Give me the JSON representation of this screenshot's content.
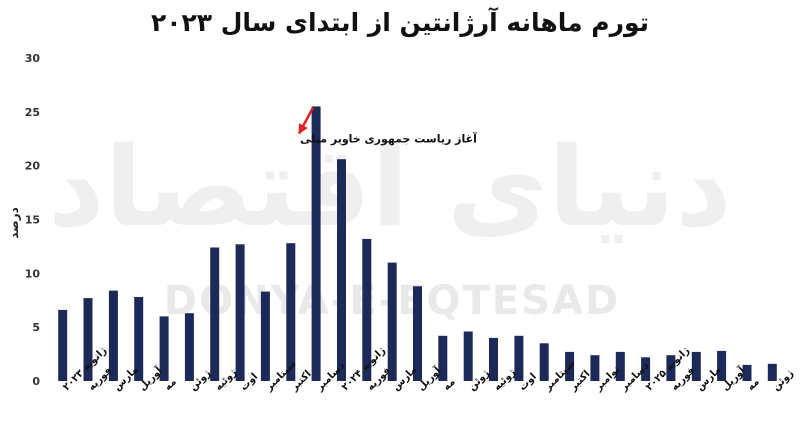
{
  "watermark": {
    "latin": "DONYA-E-EQTESAD",
    "script": "دنیای اقتصاد"
  },
  "chart_data": {
    "type": "bar",
    "title": "تورم ماهانه آرژانتین از ابتدای سال ۲۰۲۳",
    "xlabel": "",
    "ylabel": "درصد",
    "ylim": [
      0,
      30
    ],
    "yticks": [
      0,
      5,
      10,
      15,
      20,
      25,
      30
    ],
    "ytick_labels": [
      "0",
      "5",
      "10",
      "15",
      "20",
      "25",
      "30"
    ],
    "grid": false,
    "legend": "none",
    "bar_color": "#1c2a5a",
    "categories": [
      "ژانویه ۲۰۲۳",
      "فوریه",
      "مارس",
      "آوریل",
      "مه",
      "ژوئن",
      "ژوئیه",
      "اوت",
      "سپتامبر",
      "اکتبر",
      "دسامبر",
      "ژانویه ۲۰۲۴",
      "فوریه",
      "مارس",
      "آوریل",
      "مه",
      "ژوئن",
      "ژوئیه",
      "اوت",
      "سپتامبر",
      "اکتبر",
      "نوامبر",
      "دسامبر",
      "ژانویه ۲۰۲۵",
      "فوریه",
      "مارس",
      "آوریل",
      "مه",
      "ژوئن"
    ],
    "values": [
      6.6,
      7.7,
      8.4,
      7.8,
      6.0,
      6.3,
      12.4,
      12.7,
      8.3,
      12.8,
      25.5,
      20.6,
      13.2,
      11.0,
      8.8,
      4.2,
      4.6,
      4.0,
      4.2,
      3.5,
      2.7,
      2.4,
      2.7,
      2.2,
      2.4,
      2.7,
      2.8,
      1.5,
      1.6
    ],
    "annotation": {
      "text": "آغاز ریاست جمهوری خاویر میلی",
      "category_index": 10,
      "arrow_color": "#e02020"
    }
  }
}
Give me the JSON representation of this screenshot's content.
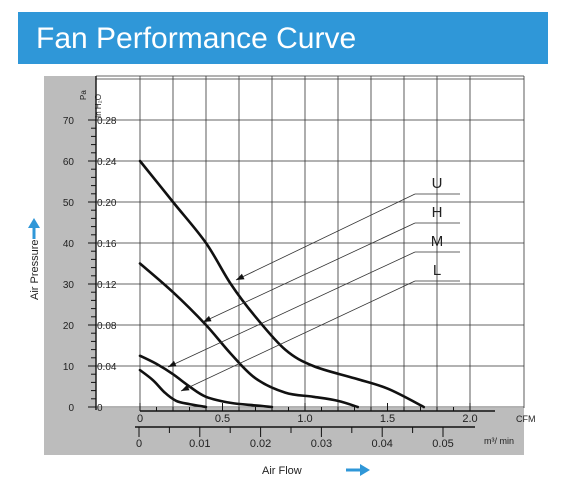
{
  "header": {
    "title": "Fan Performance Curve"
  },
  "colors": {
    "banner": "#2f97d8",
    "banner_text": "#ffffff",
    "arrow": "#2f97d8",
    "curve": "#111111",
    "panel": "#bcbcbc",
    "grid": "#333333"
  },
  "chart_data": {
    "type": "line",
    "title": "",
    "xlabel": "Air Flow",
    "ylabel": "Air Pressure",
    "x_unit_primary": "CFM",
    "x_unit_secondary": "m³/ min",
    "y_unit_primary": "Pa",
    "y_unit_secondary": "In H₂O",
    "xlim": [
      0,
      2.0
    ],
    "ylim": [
      0,
      80
    ],
    "x_ticks": [
      "0",
      "0.5",
      "1.0",
      "1.5",
      "2.0"
    ],
    "x_ticks_secondary": [
      "0",
      "0.01",
      "0.02",
      "0.03",
      "0.04",
      "0.05"
    ],
    "y_ticks": [
      "0",
      "10",
      "20",
      "30",
      "40",
      "50",
      "60",
      "70"
    ],
    "y_ticks_secondary": [
      "0",
      "0.04",
      "0.08",
      "0.12",
      "0.16",
      "0.20",
      "0.24",
      "0.28"
    ],
    "grid": true,
    "series": [
      {
        "name": "U",
        "points": [
          [
            0,
            60
          ],
          [
            0.2,
            50
          ],
          [
            0.4,
            40
          ],
          [
            0.55,
            30
          ],
          [
            0.7,
            22
          ],
          [
            0.88,
            14
          ],
          [
            1.05,
            10
          ],
          [
            1.3,
            7
          ],
          [
            1.5,
            4.5
          ],
          [
            1.72,
            0
          ]
        ]
      },
      {
        "name": "H",
        "points": [
          [
            0,
            35
          ],
          [
            0.2,
            28
          ],
          [
            0.4,
            20
          ],
          [
            0.55,
            13
          ],
          [
            0.7,
            7
          ],
          [
            0.88,
            3.5
          ],
          [
            1.05,
            2.5
          ],
          [
            1.2,
            1.5
          ],
          [
            1.32,
            0
          ]
        ]
      },
      {
        "name": "M",
        "points": [
          [
            0,
            12.5
          ],
          [
            0.1,
            10.5
          ],
          [
            0.2,
            8
          ],
          [
            0.3,
            5
          ],
          [
            0.4,
            2.5
          ],
          [
            0.55,
            1
          ],
          [
            0.7,
            0.4
          ],
          [
            0.8,
            0
          ]
        ]
      },
      {
        "name": "L",
        "points": [
          [
            0,
            9
          ],
          [
            0.08,
            6.5
          ],
          [
            0.15,
            3.5
          ],
          [
            0.22,
            1.5
          ],
          [
            0.3,
            0.7
          ],
          [
            0.4,
            0
          ]
        ]
      }
    ]
  }
}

***

Can the entries above be repeated exactly, without their pictures?

Give me the JSON representation of this screenshot's content.
{
  "watermark": {
    "latin": "DONYA-E-EQTESAD",
    "script": "دنیای اقتصاد"
  },
  "chart_data": {
    "type": "bar",
    "title": "تورم ماهانه آرژانتین از ابتدای سال ۲۰۲۳",
    "xlabel": "",
    "ylabel": "درصد",
    "ylim": [
      0,
      30
    ],
    "yticks": [
      0,
      5,
      10,
      15,
      20,
      25,
      30
    ],
    "ytick_labels": [
      "0",
      "5",
      "10",
      "15",
      "20",
      "25",
      "30"
    ],
    "grid": false,
    "legend": "none",
    "bar_color": "#1c2a5a",
    "categories": [
      "ژانویه ۲۰۲۳",
      "فوریه",
      "مارس",
      "آوریل",
      "مه",
      "ژوئن",
      "ژوئیه",
      "اوت",
      "سپتامبر",
      "اکتبر",
      "دسامبر",
      "ژانویه ۲۰۲۴",
      "فوریه",
      "مارس",
      "آوریل",
      "مه",
      "ژوئن",
      "ژوئیه",
      "اوت",
      "سپتامبر",
      "اکتبر",
      "نوامبر",
      "دسامبر",
      "ژانویه ۲۰۲۵",
      "فوریه",
      "مارس",
      "آوریل",
      "مه",
      "ژوئن"
    ],
    "values": [
      6.6,
      7.7,
      8.4,
      7.8,
      6.0,
      6.3,
      12.4,
      12.7,
      8.3,
      12.8,
      25.5,
      20.6,
      13.2,
      11.0,
      8.8,
      4.2,
      4.6,
      4.0,
      4.2,
      3.5,
      2.7,
      2.4,
      2.7,
      2.2,
      2.4,
      2.7,
      2.8,
      1.5,
      1.6
    ],
    "annotation": {
      "text": "آغاز ریاست جمهوری خاویر میلی",
      "category_index": 10,
      "arrow_color": "#e02020"
    }
  }
}
Give me the JSON representation of this screenshot's content.
{
  "header": {
    "title": "Fan Performance Curve"
  },
  "colors": {
    "banner": "#2f97d8",
    "banner_text": "#ffffff",
    "arrow": "#2f97d8",
    "curve": "#111111",
    "panel": "#bcbcbc",
    "grid": "#333333"
  },
  "chart_data": {
    "type": "line",
    "title": "",
    "xlabel": "Air Flow",
    "ylabel": "Air Pressure",
    "x_unit_primary": "CFM",
    "x_unit_secondary": "m³/ min",
    "y_unit_primary": "Pa",
    "y_unit_secondary": "In H₂O",
    "xlim": [
      0,
      2.0
    ],
    "ylim": [
      0,
      80
    ],
    "x_ticks": [
      "0",
      "0.5",
      "1.0",
      "1.5",
      "2.0"
    ],
    "x_ticks_secondary": [
      "0",
      "0.01",
      "0.02",
      "0.03",
      "0.04",
      "0.05"
    ],
    "y_ticks": [
      "0",
      "10",
      "20",
      "30",
      "40",
      "50",
      "60",
      "70"
    ],
    "y_ticks_secondary": [
      "0",
      "0.04",
      "0.08",
      "0.12",
      "0.16",
      "0.20",
      "0.24",
      "0.28"
    ],
    "grid": true,
    "series": [
      {
        "name": "U",
        "points": [
          [
            0,
            60
          ],
          [
            0.2,
            50
          ],
          [
            0.4,
            40
          ],
          [
            0.55,
            30
          ],
          [
            0.7,
            22
          ],
          [
            0.88,
            14
          ],
          [
            1.05,
            10
          ],
          [
            1.3,
            7
          ],
          [
            1.5,
            4.5
          ],
          [
            1.72,
            0
          ]
        ]
      },
      {
        "name": "H",
        "points": [
          [
            0,
            35
          ],
          [
            0.2,
            28
          ],
          [
            0.4,
            20
          ],
          [
            0.55,
            13
          ],
          [
            0.7,
            7
          ],
          [
            0.88,
            3.5
          ],
          [
            1.05,
            2.5
          ],
          [
            1.2,
            1.5
          ],
          [
            1.32,
            0
          ]
        ]
      },
      {
        "name": "M",
        "points": [
          [
            0,
            12.5
          ],
          [
            0.1,
            10.5
          ],
          [
            0.2,
            8
          ],
          [
            0.3,
            5
          ],
          [
            0.4,
            2.5
          ],
          [
            0.55,
            1
          ],
          [
            0.7,
            0.4
          ],
          [
            0.8,
            0
          ]
        ]
      },
      {
        "name": "L",
        "points": [
          [
            0,
            9
          ],
          [
            0.08,
            6.5
          ],
          [
            0.15,
            3.5
          ],
          [
            0.22,
            1.5
          ],
          [
            0.3,
            0.7
          ],
          [
            0.4,
            0
          ]
        ]
      }
    ]
  }
}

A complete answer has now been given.